■ Dataset extract:
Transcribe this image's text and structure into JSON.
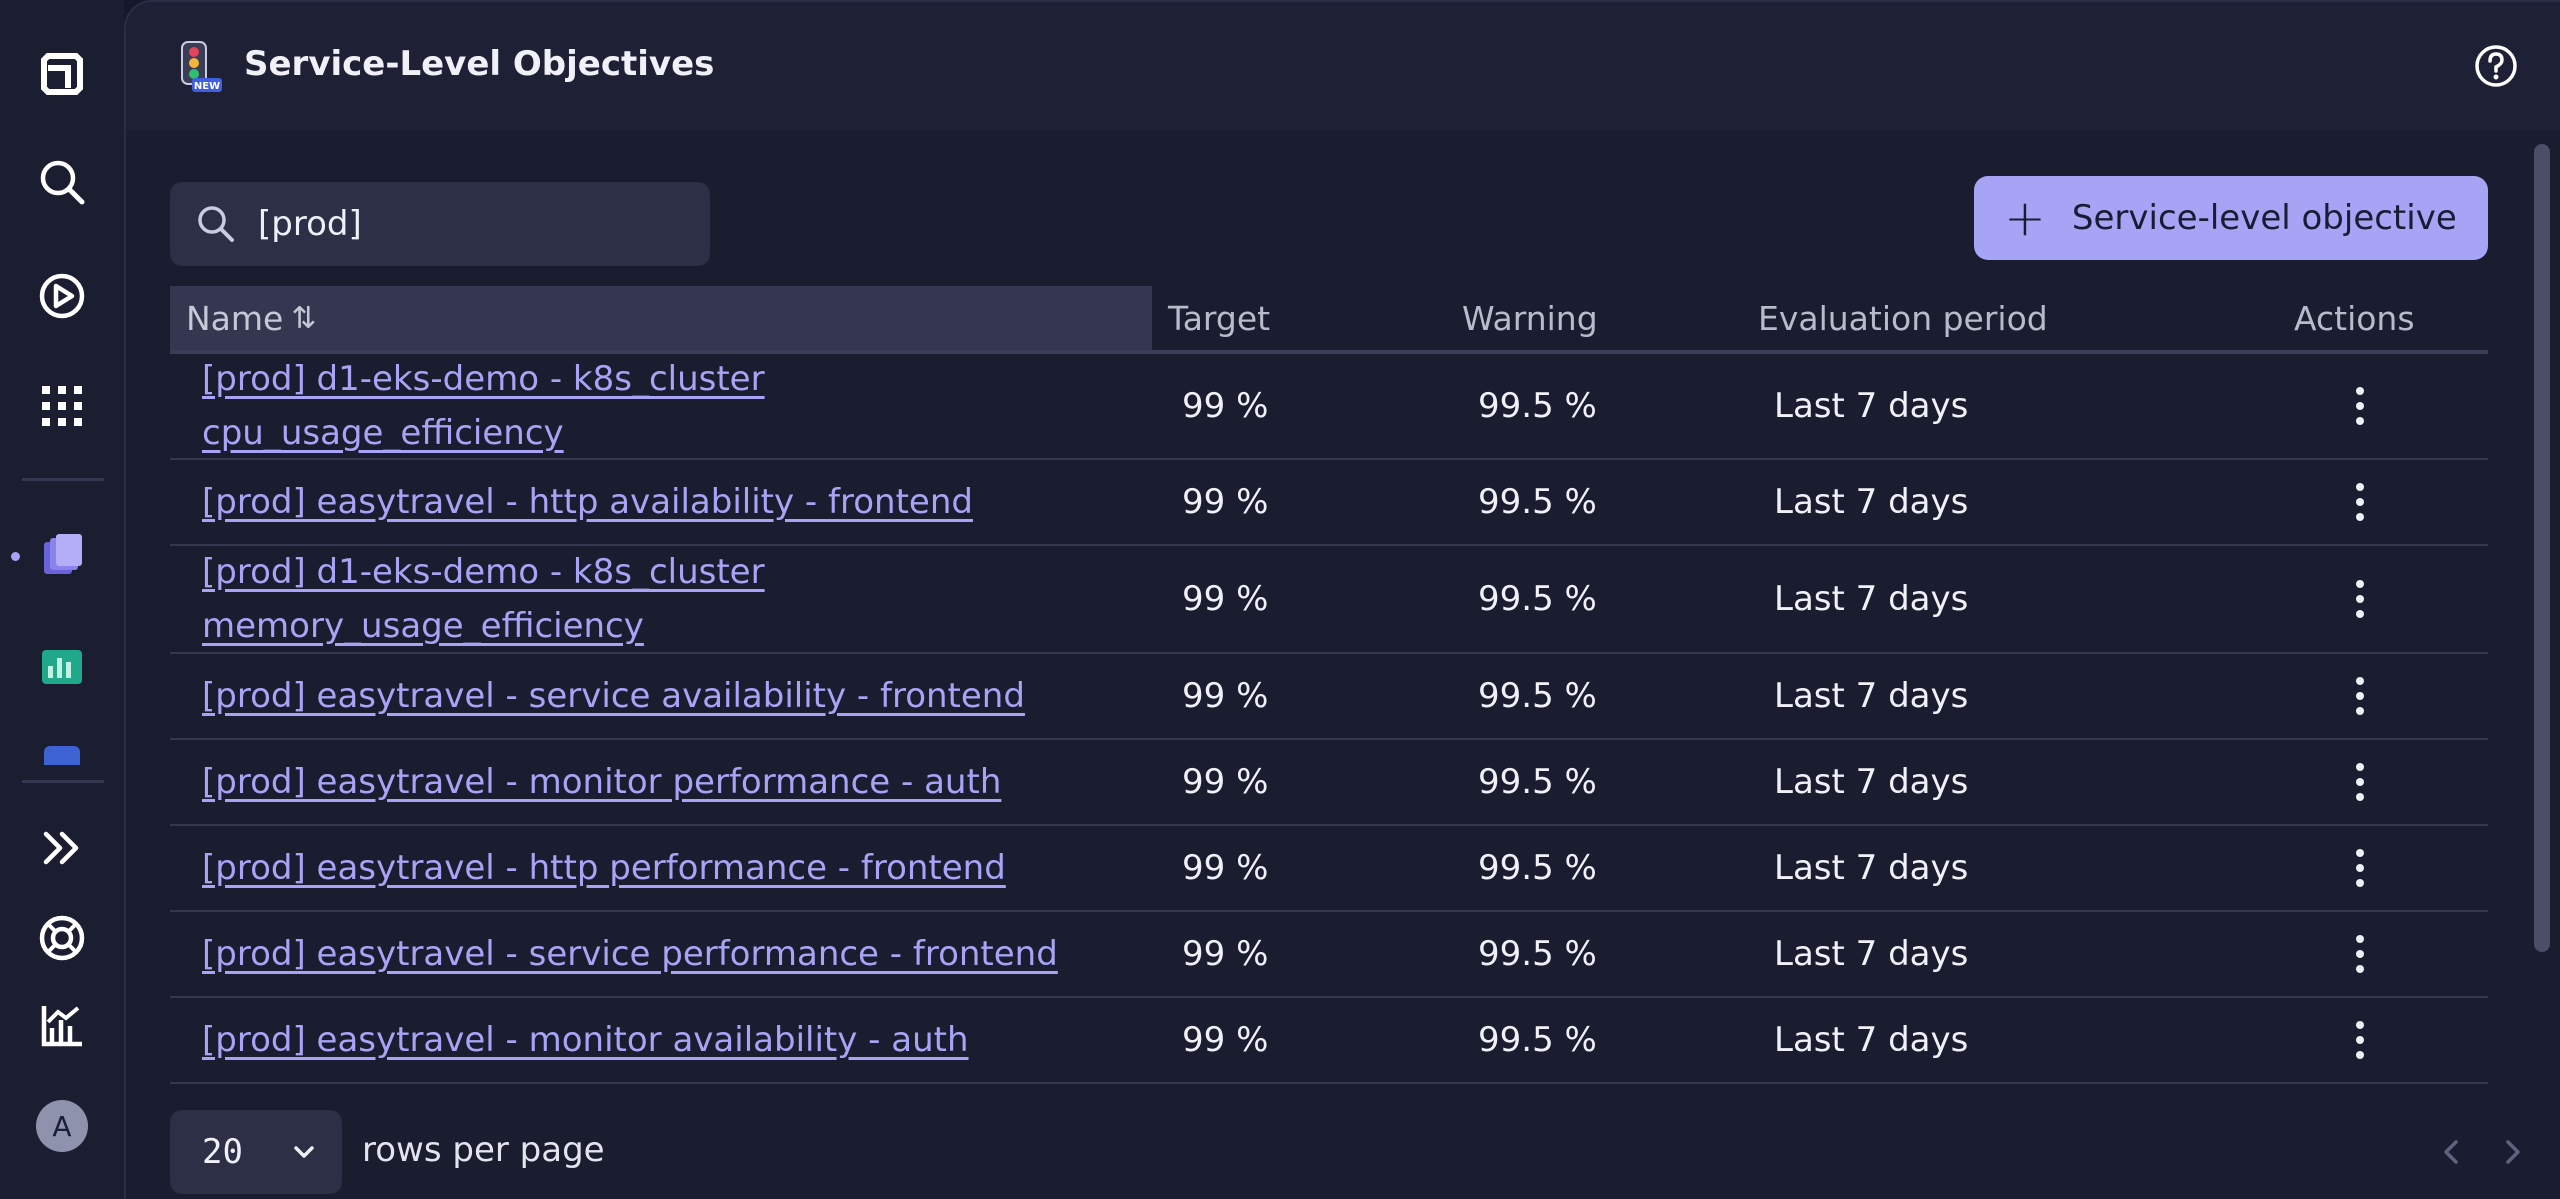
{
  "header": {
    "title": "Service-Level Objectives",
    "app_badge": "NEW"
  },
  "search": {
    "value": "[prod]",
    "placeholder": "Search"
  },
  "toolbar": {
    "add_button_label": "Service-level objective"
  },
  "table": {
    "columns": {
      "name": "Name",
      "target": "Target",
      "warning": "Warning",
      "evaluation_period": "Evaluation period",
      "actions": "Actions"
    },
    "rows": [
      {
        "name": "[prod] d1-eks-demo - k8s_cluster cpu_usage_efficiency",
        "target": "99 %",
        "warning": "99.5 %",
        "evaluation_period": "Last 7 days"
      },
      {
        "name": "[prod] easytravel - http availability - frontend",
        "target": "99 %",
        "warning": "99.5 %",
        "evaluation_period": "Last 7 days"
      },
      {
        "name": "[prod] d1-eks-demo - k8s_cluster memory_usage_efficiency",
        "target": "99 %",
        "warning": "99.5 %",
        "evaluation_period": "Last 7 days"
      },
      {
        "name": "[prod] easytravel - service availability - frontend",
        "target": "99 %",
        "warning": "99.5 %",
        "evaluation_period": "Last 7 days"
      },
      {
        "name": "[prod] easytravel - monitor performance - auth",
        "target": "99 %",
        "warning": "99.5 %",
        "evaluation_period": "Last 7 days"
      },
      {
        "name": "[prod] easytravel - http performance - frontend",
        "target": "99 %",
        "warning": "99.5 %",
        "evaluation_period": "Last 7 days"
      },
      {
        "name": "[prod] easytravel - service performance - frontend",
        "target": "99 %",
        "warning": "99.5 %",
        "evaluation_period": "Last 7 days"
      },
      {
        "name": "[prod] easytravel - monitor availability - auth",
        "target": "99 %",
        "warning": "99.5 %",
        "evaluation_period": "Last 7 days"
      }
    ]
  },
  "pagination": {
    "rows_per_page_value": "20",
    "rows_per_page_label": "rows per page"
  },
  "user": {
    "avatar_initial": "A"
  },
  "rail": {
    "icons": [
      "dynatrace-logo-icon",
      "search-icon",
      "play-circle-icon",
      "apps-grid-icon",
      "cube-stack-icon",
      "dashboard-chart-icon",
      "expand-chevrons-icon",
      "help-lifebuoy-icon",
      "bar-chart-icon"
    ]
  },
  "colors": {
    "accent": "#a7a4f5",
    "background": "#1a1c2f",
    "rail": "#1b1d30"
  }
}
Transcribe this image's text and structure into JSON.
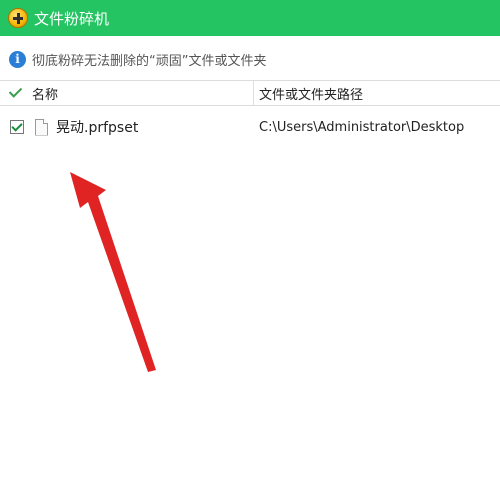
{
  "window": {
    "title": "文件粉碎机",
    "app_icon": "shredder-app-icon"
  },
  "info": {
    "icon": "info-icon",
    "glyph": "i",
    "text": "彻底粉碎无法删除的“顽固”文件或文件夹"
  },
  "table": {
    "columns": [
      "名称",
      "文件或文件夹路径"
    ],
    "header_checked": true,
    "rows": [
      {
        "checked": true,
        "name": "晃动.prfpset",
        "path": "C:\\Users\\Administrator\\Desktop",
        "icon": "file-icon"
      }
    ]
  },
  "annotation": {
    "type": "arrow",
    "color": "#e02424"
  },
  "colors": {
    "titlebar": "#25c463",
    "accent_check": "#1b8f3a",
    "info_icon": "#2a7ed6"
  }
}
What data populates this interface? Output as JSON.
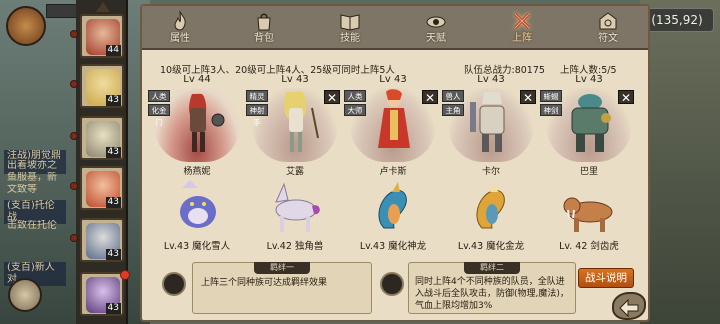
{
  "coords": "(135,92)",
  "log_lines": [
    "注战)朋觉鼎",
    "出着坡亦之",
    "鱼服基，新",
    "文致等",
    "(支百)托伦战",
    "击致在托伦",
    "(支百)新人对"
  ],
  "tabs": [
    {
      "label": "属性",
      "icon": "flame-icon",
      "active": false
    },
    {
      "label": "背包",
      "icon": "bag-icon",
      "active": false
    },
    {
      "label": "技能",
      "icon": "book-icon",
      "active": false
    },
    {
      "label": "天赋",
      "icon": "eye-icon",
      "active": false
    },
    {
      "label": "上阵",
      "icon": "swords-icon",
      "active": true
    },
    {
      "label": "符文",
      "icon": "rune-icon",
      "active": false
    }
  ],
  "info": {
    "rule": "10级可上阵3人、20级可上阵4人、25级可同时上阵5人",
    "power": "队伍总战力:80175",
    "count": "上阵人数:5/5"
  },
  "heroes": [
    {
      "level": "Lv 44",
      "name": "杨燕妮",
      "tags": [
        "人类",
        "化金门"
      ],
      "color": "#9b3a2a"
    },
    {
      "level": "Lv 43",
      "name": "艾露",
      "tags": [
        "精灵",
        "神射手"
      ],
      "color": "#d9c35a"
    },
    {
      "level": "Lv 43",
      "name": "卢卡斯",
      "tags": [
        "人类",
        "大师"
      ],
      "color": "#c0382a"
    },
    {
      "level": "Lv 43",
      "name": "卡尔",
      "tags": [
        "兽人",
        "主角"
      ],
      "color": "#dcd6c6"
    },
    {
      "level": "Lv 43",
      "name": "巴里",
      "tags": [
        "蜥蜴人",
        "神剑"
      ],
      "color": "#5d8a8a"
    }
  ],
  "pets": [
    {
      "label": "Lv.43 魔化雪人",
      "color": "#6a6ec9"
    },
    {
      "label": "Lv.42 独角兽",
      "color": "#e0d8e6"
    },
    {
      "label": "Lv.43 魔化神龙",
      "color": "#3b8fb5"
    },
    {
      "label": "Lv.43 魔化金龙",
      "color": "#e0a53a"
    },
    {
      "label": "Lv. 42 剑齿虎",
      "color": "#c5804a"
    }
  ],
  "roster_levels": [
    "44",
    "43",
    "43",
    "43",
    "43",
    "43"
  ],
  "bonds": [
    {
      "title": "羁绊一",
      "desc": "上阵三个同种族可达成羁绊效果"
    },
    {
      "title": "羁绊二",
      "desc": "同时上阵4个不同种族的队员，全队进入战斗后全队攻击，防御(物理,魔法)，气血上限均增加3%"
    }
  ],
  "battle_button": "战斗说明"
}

■ Task:
Repeat the listing above exactly, with no pictures.

■ Finished exercise:
Transcribe this image's text and structure into JSON.
{
  "header": {
    "title": "Service-Level Objectives",
    "app_badge": "NEW"
  },
  "search": {
    "value": "[prod]",
    "placeholder": "Search"
  },
  "toolbar": {
    "add_button_label": "Service-level objective"
  },
  "table": {
    "columns": {
      "name": "Name",
      "target": "Target",
      "warning": "Warning",
      "evaluation_period": "Evaluation period",
      "actions": "Actions"
    },
    "rows": [
      {
        "name": "[prod] d1-eks-demo - k8s_cluster cpu_usage_efficiency",
        "target": "99 %",
        "warning": "99.5 %",
        "evaluation_period": "Last 7 days"
      },
      {
        "name": "[prod] easytravel - http availability - frontend",
        "target": "99 %",
        "warning": "99.5 %",
        "evaluation_period": "Last 7 days"
      },
      {
        "name": "[prod] d1-eks-demo - k8s_cluster memory_usage_efficiency",
        "target": "99 %",
        "warning": "99.5 %",
        "evaluation_period": "Last 7 days"
      },
      {
        "name": "[prod] easytravel - service availability - frontend",
        "target": "99 %",
        "warning": "99.5 %",
        "evaluation_period": "Last 7 days"
      },
      {
        "name": "[prod] easytravel - monitor performance - auth",
        "target": "99 %",
        "warning": "99.5 %",
        "evaluation_period": "Last 7 days"
      },
      {
        "name": "[prod] easytravel - http performance - frontend",
        "target": "99 %",
        "warning": "99.5 %",
        "evaluation_period": "Last 7 days"
      },
      {
        "name": "[prod] easytravel - service performance - frontend",
        "target": "99 %",
        "warning": "99.5 %",
        "evaluation_period": "Last 7 days"
      },
      {
        "name": "[prod] easytravel - monitor availability - auth",
        "target": "99 %",
        "warning": "99.5 %",
        "evaluation_period": "Last 7 days"
      }
    ]
  },
  "pagination": {
    "rows_per_page_value": "20",
    "rows_per_page_label": "rows per page"
  },
  "user": {
    "avatar_initial": "A"
  },
  "rail": {
    "icons": [
      "dynatrace-logo-icon",
      "search-icon",
      "play-circle-icon",
      "apps-grid-icon",
      "cube-stack-icon",
      "dashboard-chart-icon",
      "expand-chevrons-icon",
      "help-lifebuoy-icon",
      "bar-chart-icon"
    ]
  },
  "colors": {
    "accent": "#a7a4f5",
    "background": "#1a1c2f",
    "rail": "#1b1d30"
  }
}
Transcribe this image's text and structure into JSON.
{
  "window": {
    "title": "文件粉碎机",
    "app_icon": "shredder-app-icon"
  },
  "info": {
    "icon": "info-icon",
    "glyph": "i",
    "text": "彻底粉碎无法删除的“顽固”文件或文件夹"
  },
  "table": {
    "columns": [
      "名称",
      "文件或文件夹路径"
    ],
    "header_checked": true,
    "rows": [
      {
        "checked": true,
        "name": "晃动.prfpset",
        "path": "C:\\Users\\Administrator\\Desktop",
        "icon": "file-icon"
      }
    ]
  },
  "annotation": {
    "type": "arrow",
    "color": "#e02424"
  },
  "colors": {
    "titlebar": "#25c463",
    "accent_check": "#1b8f3a",
    "info_icon": "#2a7ed6"
  }
}
What data populates this interface? Output as JSON.
{
  "coords": "(135,92)",
  "log_lines": [
    "注战)朋觉鼎",
    "出着坡亦之",
    "鱼服基，新",
    "文致等",
    "(支百)托伦战",
    "击致在托伦",
    "(支百)新人对"
  ],
  "tabs": [
    {
      "label": "属性",
      "icon": "flame-icon",
      "active": false
    },
    {
      "label": "背包",
      "icon": "bag-icon",
      "active": false
    },
    {
      "label": "技能",
      "icon": "book-icon",
      "active": false
    },
    {
      "label": "天赋",
      "icon": "eye-icon",
      "active": false
    },
    {
      "label": "上阵",
      "icon": "swords-icon",
      "active": true
    },
    {
      "label": "符文",
      "icon": "rune-icon",
      "active": false
    }
  ],
  "info": {
    "rule": "10级可上阵3人、20级可上阵4人、25级可同时上阵5人",
    "power": "队伍总战力:80175",
    "count": "上阵人数:5/5"
  },
  "heroes": [
    {
      "level": "Lv 44",
      "name": "杨燕妮",
      "tags": [
        "人类",
        "化金门"
      ],
      "color": "#9b3a2a"
    },
    {
      "level": "Lv 43",
      "name": "艾露",
      "tags": [
        "精灵",
        "神射手"
      ],
      "color": "#d9c35a"
    },
    {
      "level": "Lv 43",
      "name": "卢卡斯",
      "tags": [
        "人类",
        "大师"
      ],
      "color": "#c0382a"
    },
    {
      "level": "Lv 43",
      "name": "卡尔",
      "tags": [
        "兽人",
        "主角"
      ],
      "color": "#dcd6c6"
    },
    {
      "level": "Lv 43",
      "name": "巴里",
      "tags": [
        "蜥蜴人",
        "神剑"
      ],
      "color": "#5d8a8a"
    }
  ],
  "pets": [
    {
      "label": "Lv.43 魔化雪人",
      "color": "#6a6ec9"
    },
    {
      "label": "Lv.42 独角兽",
      "color": "#e0d8e6"
    },
    {
      "label": "Lv.43 魔化神龙",
      "color": "#3b8fb5"
    },
    {
      "label": "Lv.43 魔化金龙",
      "color": "#e0a53a"
    },
    {
      "label": "Lv. 42 剑齿虎",
      "color": "#c5804a"
    }
  ],
  "roster_levels": [
    "44",
    "43",
    "43",
    "43",
    "43",
    "43"
  ],
  "bonds": [
    {
      "title": "羁绊一",
      "desc": "上阵三个同种族可达成羁绊效果"
    },
    {
      "title": "羁绊二",
      "desc": "同时上阵4个不同种族的队员，全队进入战斗后全队攻击，防御(物理,魔法)，气血上限均增加3%"
    }
  ],
  "battle_button": "战斗说明"
}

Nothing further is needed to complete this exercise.